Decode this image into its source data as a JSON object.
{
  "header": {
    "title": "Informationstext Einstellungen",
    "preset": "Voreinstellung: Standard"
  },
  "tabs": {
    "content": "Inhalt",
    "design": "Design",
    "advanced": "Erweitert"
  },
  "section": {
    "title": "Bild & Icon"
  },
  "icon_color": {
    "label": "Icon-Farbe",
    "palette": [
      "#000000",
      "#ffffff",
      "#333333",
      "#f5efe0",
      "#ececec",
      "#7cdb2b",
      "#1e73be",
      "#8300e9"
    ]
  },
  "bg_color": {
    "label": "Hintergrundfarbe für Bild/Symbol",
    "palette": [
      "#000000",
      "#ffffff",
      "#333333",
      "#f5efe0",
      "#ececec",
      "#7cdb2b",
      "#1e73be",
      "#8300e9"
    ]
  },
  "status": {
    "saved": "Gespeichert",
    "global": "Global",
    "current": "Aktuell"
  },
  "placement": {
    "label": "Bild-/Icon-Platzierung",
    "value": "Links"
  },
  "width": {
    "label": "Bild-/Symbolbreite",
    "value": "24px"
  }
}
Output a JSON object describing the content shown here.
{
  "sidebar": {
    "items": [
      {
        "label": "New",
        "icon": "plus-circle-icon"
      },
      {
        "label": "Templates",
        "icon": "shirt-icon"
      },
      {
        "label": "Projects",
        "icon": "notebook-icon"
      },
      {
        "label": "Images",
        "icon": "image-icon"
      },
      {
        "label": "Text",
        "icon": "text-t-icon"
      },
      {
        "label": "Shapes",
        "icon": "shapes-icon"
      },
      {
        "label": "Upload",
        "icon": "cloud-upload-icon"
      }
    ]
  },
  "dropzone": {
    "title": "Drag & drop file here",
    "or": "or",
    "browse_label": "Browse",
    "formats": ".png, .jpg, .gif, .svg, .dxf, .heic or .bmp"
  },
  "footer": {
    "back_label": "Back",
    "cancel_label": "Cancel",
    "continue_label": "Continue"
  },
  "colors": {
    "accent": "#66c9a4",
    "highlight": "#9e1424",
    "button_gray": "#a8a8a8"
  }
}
━━━━━━━━━━━━━━━━━━━━━━━━━━━━━━
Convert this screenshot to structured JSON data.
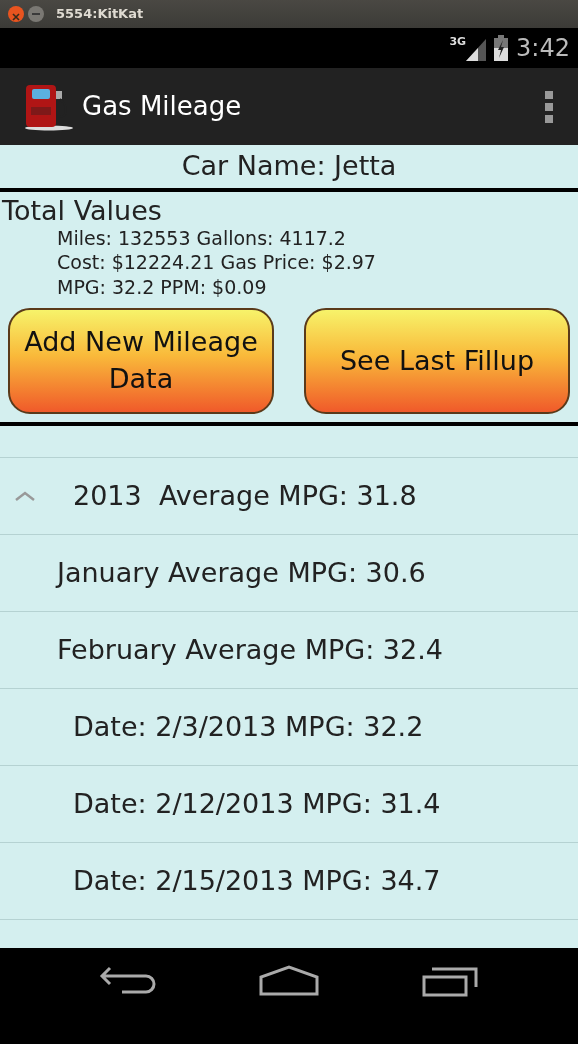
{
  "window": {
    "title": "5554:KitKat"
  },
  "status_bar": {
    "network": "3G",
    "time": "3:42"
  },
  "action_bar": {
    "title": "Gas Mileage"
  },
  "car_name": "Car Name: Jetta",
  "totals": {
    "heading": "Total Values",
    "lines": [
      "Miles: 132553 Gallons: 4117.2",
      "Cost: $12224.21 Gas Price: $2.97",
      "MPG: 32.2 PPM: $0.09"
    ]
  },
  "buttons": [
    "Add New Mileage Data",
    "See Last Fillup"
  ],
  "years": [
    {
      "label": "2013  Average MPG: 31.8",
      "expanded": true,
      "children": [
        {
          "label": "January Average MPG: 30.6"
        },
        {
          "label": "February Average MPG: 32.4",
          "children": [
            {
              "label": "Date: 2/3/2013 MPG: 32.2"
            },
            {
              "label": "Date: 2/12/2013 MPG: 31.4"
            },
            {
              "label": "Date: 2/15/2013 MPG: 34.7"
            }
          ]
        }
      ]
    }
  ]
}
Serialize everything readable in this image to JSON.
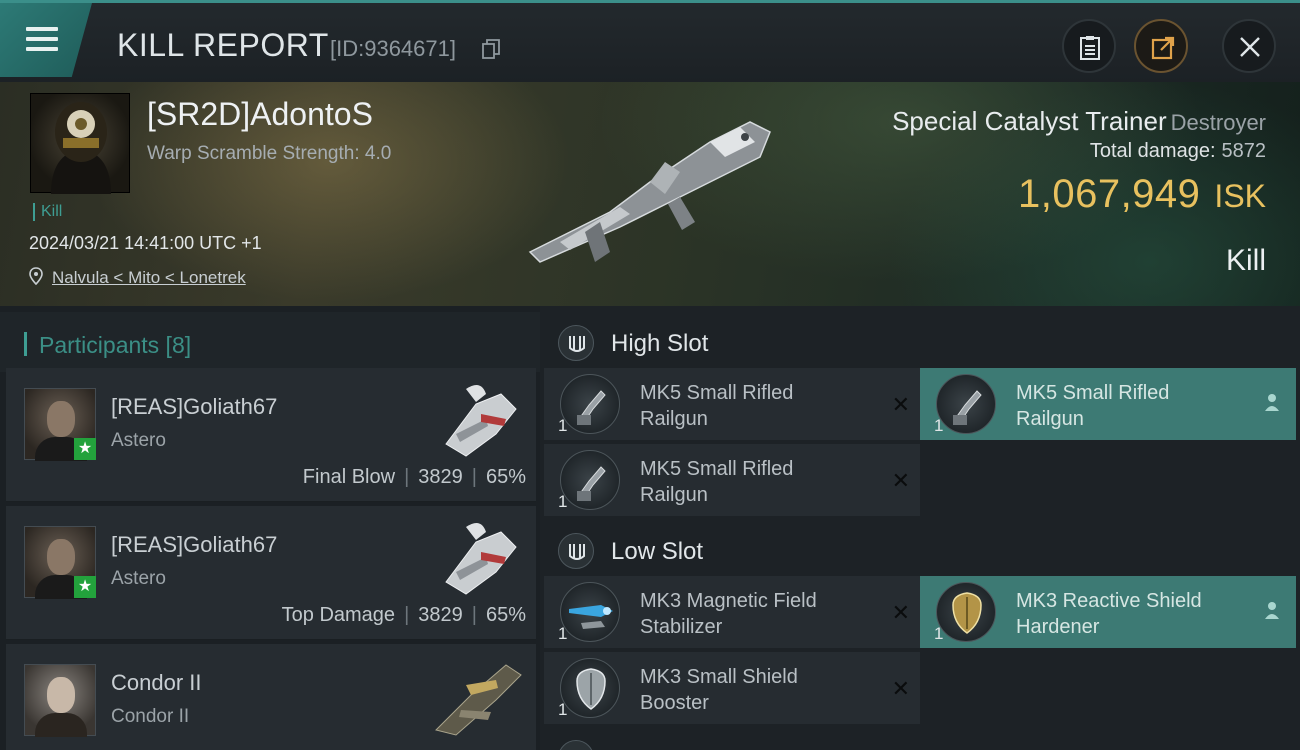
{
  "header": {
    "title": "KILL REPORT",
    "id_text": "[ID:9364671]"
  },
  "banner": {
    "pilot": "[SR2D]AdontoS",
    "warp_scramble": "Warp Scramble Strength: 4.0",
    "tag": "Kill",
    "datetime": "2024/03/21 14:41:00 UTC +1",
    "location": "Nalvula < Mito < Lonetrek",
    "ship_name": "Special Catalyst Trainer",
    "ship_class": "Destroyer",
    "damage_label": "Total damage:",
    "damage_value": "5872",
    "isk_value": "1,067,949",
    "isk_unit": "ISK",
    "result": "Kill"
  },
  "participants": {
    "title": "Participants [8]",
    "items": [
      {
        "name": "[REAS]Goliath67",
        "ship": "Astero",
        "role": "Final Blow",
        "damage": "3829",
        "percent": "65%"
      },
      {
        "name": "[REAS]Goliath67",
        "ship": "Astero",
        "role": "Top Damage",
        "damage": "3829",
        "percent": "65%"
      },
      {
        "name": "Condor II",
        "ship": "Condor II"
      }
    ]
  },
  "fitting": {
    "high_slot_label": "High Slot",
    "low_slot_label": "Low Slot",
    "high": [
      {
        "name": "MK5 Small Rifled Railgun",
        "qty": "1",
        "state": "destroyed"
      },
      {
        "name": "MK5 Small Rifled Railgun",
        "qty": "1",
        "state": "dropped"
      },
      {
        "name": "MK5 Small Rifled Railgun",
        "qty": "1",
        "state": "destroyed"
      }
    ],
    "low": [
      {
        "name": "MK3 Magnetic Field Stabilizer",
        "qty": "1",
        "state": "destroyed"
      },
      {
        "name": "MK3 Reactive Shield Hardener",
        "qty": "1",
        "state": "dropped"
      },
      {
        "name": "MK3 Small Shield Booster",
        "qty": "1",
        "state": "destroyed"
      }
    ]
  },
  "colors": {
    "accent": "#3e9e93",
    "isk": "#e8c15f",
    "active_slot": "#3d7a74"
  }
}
━━━━━━━━━━━━━━━━━━━━━━━━━━━━━━
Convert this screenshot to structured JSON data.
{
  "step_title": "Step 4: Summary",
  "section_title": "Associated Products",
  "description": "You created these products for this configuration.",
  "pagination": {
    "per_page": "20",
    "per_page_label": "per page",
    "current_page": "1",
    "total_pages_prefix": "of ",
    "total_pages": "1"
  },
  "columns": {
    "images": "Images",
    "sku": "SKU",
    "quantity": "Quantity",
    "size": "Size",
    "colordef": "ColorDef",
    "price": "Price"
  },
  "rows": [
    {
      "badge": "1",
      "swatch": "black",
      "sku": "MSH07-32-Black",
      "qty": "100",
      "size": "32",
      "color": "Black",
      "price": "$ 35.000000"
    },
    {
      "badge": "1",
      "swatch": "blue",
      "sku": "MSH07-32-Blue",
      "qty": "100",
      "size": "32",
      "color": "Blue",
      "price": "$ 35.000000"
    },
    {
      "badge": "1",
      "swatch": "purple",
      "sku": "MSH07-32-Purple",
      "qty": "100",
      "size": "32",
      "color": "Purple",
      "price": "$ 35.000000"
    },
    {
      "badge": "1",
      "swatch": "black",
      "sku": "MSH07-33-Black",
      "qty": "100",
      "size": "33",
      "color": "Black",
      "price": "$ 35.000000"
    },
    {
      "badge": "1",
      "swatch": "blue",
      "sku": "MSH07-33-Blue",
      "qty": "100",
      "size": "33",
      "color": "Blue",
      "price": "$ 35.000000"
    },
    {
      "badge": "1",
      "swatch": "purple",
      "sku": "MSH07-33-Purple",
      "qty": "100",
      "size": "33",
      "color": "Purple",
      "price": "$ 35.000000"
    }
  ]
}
━━━━━━━━━━━━━━━━━━━━━━━━━━━━━━
Exercise brief
Go through the listing above and return every line where the word "object" occurs.

Full solution
Decode this image into its source data as a JSON object.
Output a JSON object describing the content shown here.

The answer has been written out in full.